▶ **Material to process**:
-- BEGIN --

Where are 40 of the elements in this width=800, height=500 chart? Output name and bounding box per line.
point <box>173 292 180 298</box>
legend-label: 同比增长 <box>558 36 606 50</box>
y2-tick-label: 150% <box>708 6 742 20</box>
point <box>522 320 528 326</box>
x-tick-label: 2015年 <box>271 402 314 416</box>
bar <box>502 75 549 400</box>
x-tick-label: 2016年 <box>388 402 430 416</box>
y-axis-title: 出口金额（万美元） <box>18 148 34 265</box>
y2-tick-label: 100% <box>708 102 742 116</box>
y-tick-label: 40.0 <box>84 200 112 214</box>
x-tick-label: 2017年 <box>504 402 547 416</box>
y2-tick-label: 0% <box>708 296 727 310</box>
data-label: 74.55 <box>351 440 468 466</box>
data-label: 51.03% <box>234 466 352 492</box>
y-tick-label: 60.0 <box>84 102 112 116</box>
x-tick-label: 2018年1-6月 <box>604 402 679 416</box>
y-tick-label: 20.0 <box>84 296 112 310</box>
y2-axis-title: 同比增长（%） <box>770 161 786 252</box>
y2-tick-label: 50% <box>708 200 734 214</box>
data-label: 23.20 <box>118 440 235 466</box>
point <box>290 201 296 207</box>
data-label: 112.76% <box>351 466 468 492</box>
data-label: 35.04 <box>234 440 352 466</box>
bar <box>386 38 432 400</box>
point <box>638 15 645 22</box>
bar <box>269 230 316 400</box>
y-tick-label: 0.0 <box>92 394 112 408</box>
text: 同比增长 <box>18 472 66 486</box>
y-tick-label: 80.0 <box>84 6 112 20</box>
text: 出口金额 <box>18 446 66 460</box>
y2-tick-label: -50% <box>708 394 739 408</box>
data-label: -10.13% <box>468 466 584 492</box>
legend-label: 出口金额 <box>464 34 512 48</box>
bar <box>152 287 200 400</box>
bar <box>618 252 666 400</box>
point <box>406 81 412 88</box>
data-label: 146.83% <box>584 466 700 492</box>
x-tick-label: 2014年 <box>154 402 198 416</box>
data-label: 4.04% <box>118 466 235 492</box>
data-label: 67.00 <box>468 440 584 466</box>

-- END --

Reproduce every line of the entries above verbatim, preserving line order, spacing, and all characters.

Where are 40 of the elements in this width=800, height=500 chart? Output name and bounding box per line.
point <box>173 292 180 298</box>
legend-label: 同比增长 <box>558 36 606 50</box>
y2-tick-label: 150% <box>708 6 742 20</box>
point <box>522 320 528 326</box>
x-tick-label: 2015年 <box>271 402 314 416</box>
bar <box>502 75 549 400</box>
x-tick-label: 2016年 <box>388 402 430 416</box>
y-axis-title: 出口金额（万美元） <box>18 148 34 265</box>
y2-tick-label: 100% <box>708 102 742 116</box>
y-tick-label: 40.0 <box>84 200 112 214</box>
x-tick-label: 2017年 <box>504 402 547 416</box>
y2-tick-label: 0% <box>708 296 727 310</box>
data-label: 74.55 <box>351 440 468 466</box>
data-label: 51.03% <box>234 466 352 492</box>
y-tick-label: 60.0 <box>84 102 112 116</box>
x-tick-label: 2018年1-6月 <box>604 402 679 416</box>
y-tick-label: 20.0 <box>84 296 112 310</box>
y2-axis-title: 同比增长（%） <box>770 161 786 252</box>
y2-tick-label: 50% <box>708 200 734 214</box>
data-label: 23.20 <box>118 440 235 466</box>
point <box>290 201 296 207</box>
data-label: 112.76% <box>351 466 468 492</box>
data-label: 35.04 <box>234 440 352 466</box>
bar <box>386 38 432 400</box>
point <box>638 15 645 22</box>
bar <box>269 230 316 400</box>
y-tick-label: 0.0 <box>92 394 112 408</box>
text: 同比增长 <box>18 472 66 486</box>
y-tick-label: 80.0 <box>84 6 112 20</box>
text: 出口金额 <box>18 446 66 460</box>
y2-tick-label: -50% <box>708 394 739 408</box>
data-label: -10.13% <box>468 466 584 492</box>
legend-label: 出口金额 <box>464 34 512 48</box>
bar <box>152 287 200 400</box>
bar <box>618 252 666 400</box>
point <box>406 81 412 88</box>
data-label: 146.83% <box>584 466 700 492</box>
x-tick-label: 2014年 <box>154 402 198 416</box>
data-label: 4.04% <box>118 466 235 492</box>
data-label: 67.00 <box>468 440 584 466</box>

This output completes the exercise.